Data records
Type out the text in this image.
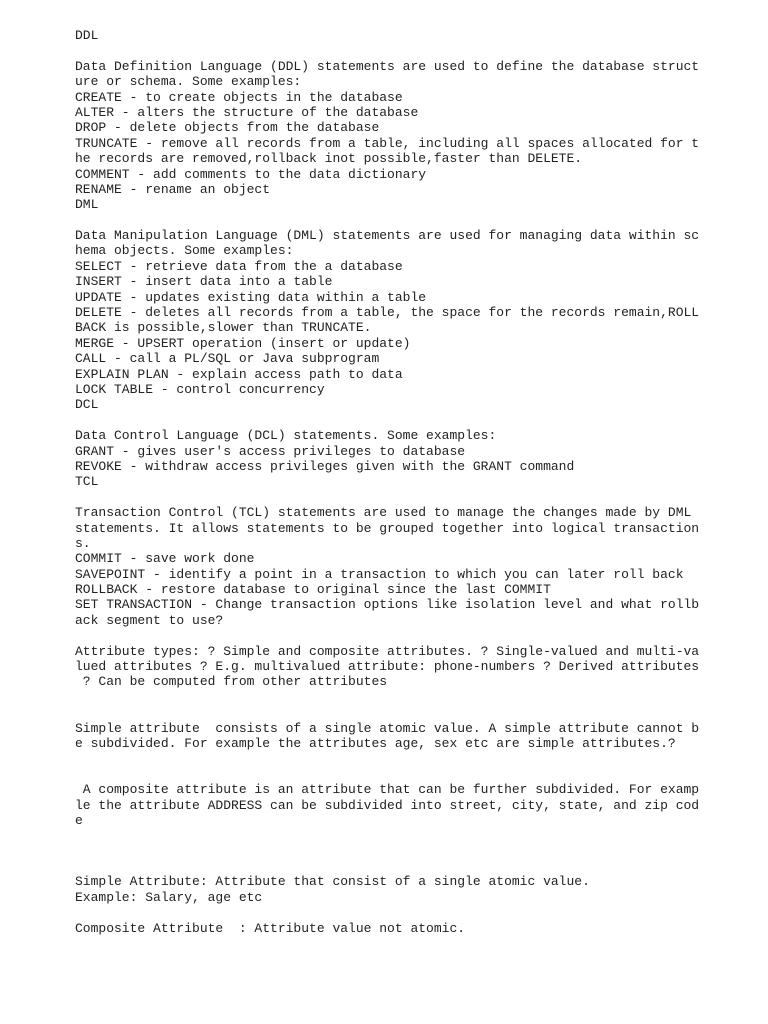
DDL
Data Definition Language (DDL) statements are used to define the database struct
ure or schema. Some examples:
CREATE - to create objects in the database
ALTER - alters the structure of the database
DROP - delete objects from the database
TRUNCATE - remove all records from a table, including all spaces allocated for t
he records are removed,rollback inot possible,faster than DELETE.
COMMENT - add comments to the data dictionary
RENAME - rename an object
DML
Data Manipulation Language (DML) statements are used for managing data within sc
hema objects. Some examples:
SELECT - retrieve data from the a database
INSERT - insert data into a table
UPDATE - updates existing data within a table
DELETE - deletes all records from a table, the space for the records remain,ROLL
BACK is possible,slower than TRUNCATE.
MERGE - UPSERT operation (insert or update)
CALL - call a PL/SQL or Java subprogram
EXPLAIN PLAN - explain access path to data
LOCK TABLE - control concurrency
DCL
Data Control Language (DCL) statements. Some examples:
GRANT - gives user's access privileges to database
REVOKE - withdraw access privileges given with the GRANT command
TCL
Transaction Control (TCL) statements are used to manage the changes made by DML
statements. It allows statements to be grouped together into logical transaction
s.
COMMIT - save work done
SAVEPOINT - identify a point in a transaction to which you can later roll back
ROLLBACK - restore database to original since the last COMMIT
SET TRANSACTION - Change transaction options like isolation level and what rollb
ack segment to use?
Attribute types: ? Simple and composite attributes. ? Single-valued and multi-va
lued attributes ? E.g. multivalued attribute: phone-numbers ? Derived attributes
? Can be computed from other attributes
Simple attribute  consists of a single atomic value. A simple attribute cannot b
e subdivided. For example the attributes age, sex etc are simple attributes.?
A composite attribute is an attribute that can be further subdivided. For examp
le the attribute ADDRESS can be subdivided into street, city, state, and zip cod
e
Simple Attribute: Attribute that consist of a single atomic value.
Example: Salary, age etc
Composite Attribute  : Attribute value not atomic.
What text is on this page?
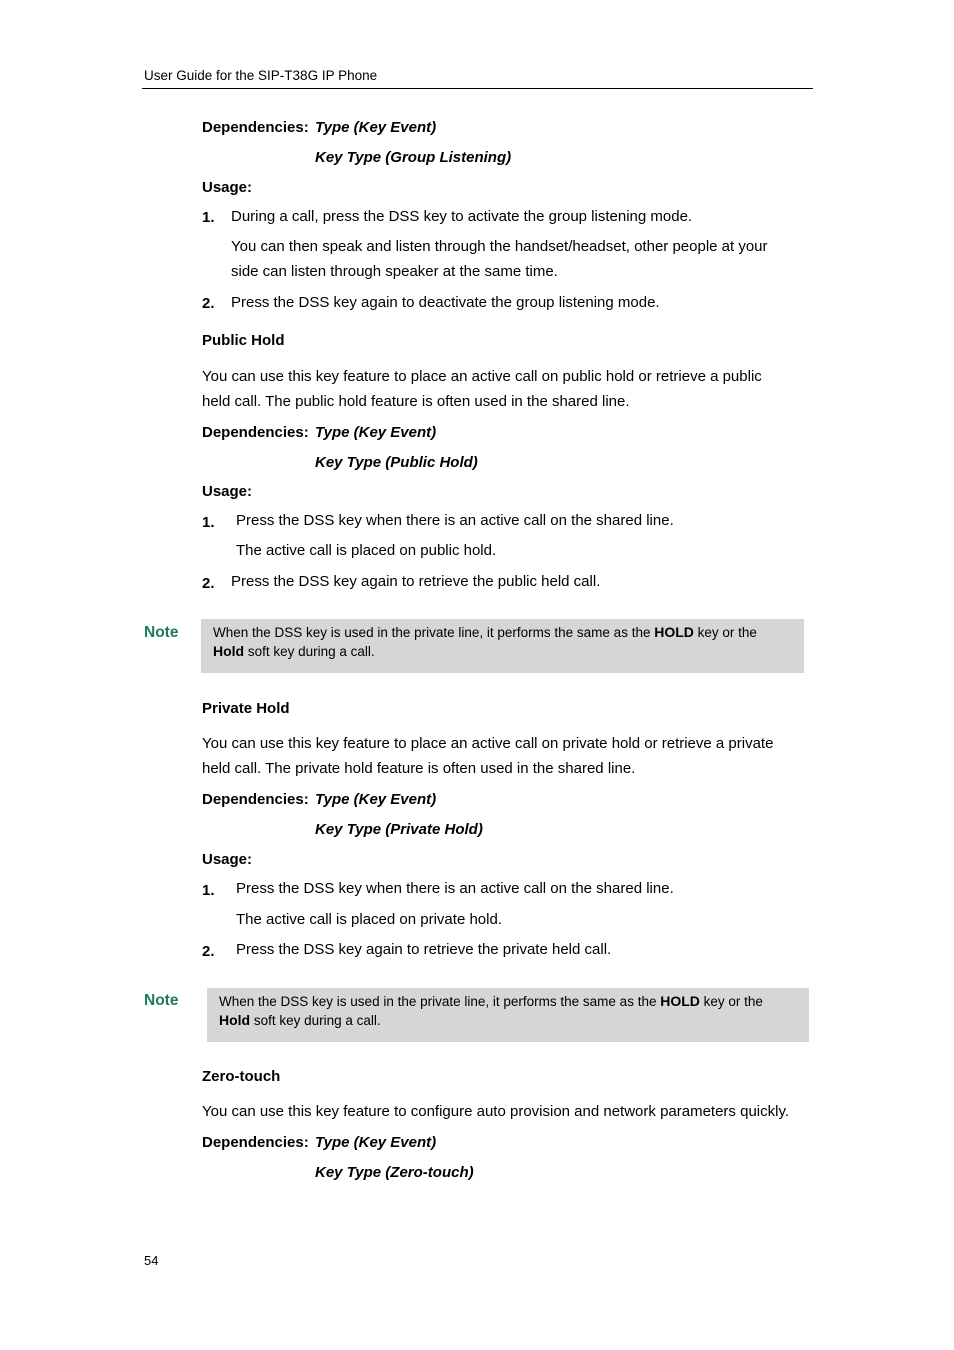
User Guide for the SIP-T38G IP Phone
Dependencies: Type (Key Event)
Key Type (Group Listening)
Usage:
1. During a call, press the DSS key to activate the group listening mode.
You can then speak and listen through the handset/headset, other people at your
side can listen through speaker at the same time.
2. Press the DSS key again to deactivate the group listening mode.
Public Hold
You can use this key feature to place an active call on public hold or retrieve a public
held call. The public hold feature is often used in the shared line.
Dependencies: Type (Key Event)
Key Type (Public Hold)
Usage:
1. Press the DSS key when there is an active call on the shared line.
The active call is placed on public hold.
2. Press the DSS key again to retrieve the public held call.
Note	When the DSS key is used in the private line, it performs the same as the HOLD key or the
Hold soft key during a call.
Private Hold
You can use this key feature to place an active call on private hold or retrieve a private
held call. The private hold feature is often used in the shared line.
Dependencies: Type (Key Event)
Key Type (Private Hold)
Usage:
1. Press the DSS key when there is an active call on the shared line.
The active call is placed on private hold.
2. Press the DSS key again to retrieve the private held call.
Note	When the DSS key is used in the private line, it performs the same as the HOLD key or the
Hold soft key during a call.
Zero-touch
You can use this key feature to configure auto provision and network parameters quickly.
Dependencies: Type (Key Event)
Key Type (Zero-touch)
54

▶ _PROBLEM TO SOLVE_: Retype the listing exactly. Pictures do not belong in the copy.

▶ _CORRECT RESPONSE_:
Type out the text in this image.
DDL
Data Definition Language (DDL) statements are used to define the database struct
ure or schema. Some examples:
CREATE - to create objects in the database
ALTER - alters the structure of the database
DROP - delete objects from the database
TRUNCATE - remove all records from a table, including all spaces allocated for t
he records are removed,rollback inot possible,faster than DELETE.
COMMENT - add comments to the data dictionary
RENAME - rename an object
DML
Data Manipulation Language (DML) statements are used for managing data within sc
hema objects. Some examples:
SELECT - retrieve data from the a database
INSERT - insert data into a table
UPDATE - updates existing data within a table
DELETE - deletes all records from a table, the space for the records remain,ROLL
BACK is possible,slower than TRUNCATE.
MERGE - UPSERT operation (insert or update)
CALL - call a PL/SQL or Java subprogram
EXPLAIN PLAN - explain access path to data
LOCK TABLE - control concurrency
DCL
Data Control Language (DCL) statements. Some examples:
GRANT - gives user's access privileges to database
REVOKE - withdraw access privileges given with the GRANT command
TCL
Transaction Control (TCL) statements are used to manage the changes made by DML
statements. It allows statements to be grouped together into logical transaction
s.
COMMIT - save work done
SAVEPOINT - identify a point in a transaction to which you can later roll back
ROLLBACK - restore database to original since the last COMMIT
SET TRANSACTION - Change transaction options like isolation level and what rollb
ack segment to use?
Attribute types: ? Simple and composite attributes. ? Single-valued and multi-va
lued attributes ? E.g. multivalued attribute: phone-numbers ? Derived attributes
? Can be computed from other attributes
Simple attribute  consists of a single atomic value. A simple attribute cannot b
e subdivided. For example the attributes age, sex etc are simple attributes.?
A composite attribute is an attribute that can be further subdivided. For examp
le the attribute ADDRESS can be subdivided into street, city, state, and zip cod
e
Simple Attribute: Attribute that consist of a single atomic value.
Example: Salary, age etc
Composite Attribute  : Attribute value not atomic.
What text is on this page?
User Guide for the SIP-T38G IP Phone
Dependencies: Type (Key Event)
Key Type (Group Listening)
Usage:
1. During a call, press the DSS key to activate the group listening mode.
You can then speak and listen through the handset/headset, other people at your
side can listen through speaker at the same time.
2. Press the DSS key again to deactivate the group listening mode.
Public Hold
You can use this key feature to place an active call on public hold or retrieve a public
held call. The public hold feature is often used in the shared line.
Dependencies: Type (Key Event)
Key Type (Public Hold)
Usage:
1. Press the DSS key when there is an active call on the shared line.
The active call is placed on public hold.
2. Press the DSS key again to retrieve the public held call.
Note	When the DSS key is used in the private line, it performs the same as the HOLD key or the
Hold soft key during a call.
Private Hold
You can use this key feature to place an active call on private hold or retrieve a private
held call. The private hold feature is often used in the shared line.
Dependencies: Type (Key Event)
Key Type (Private Hold)
Usage:
1. Press the DSS key when there is an active call on the shared line.
The active call is placed on private hold.
2. Press the DSS key again to retrieve the private held call.
Note	When the DSS key is used in the private line, it performs the same as the HOLD key or the
Hold soft key during a call.
Zero-touch
You can use this key feature to configure auto provision and network parameters quickly.
Dependencies: Type (Key Event)
Key Type (Zero-touch)
54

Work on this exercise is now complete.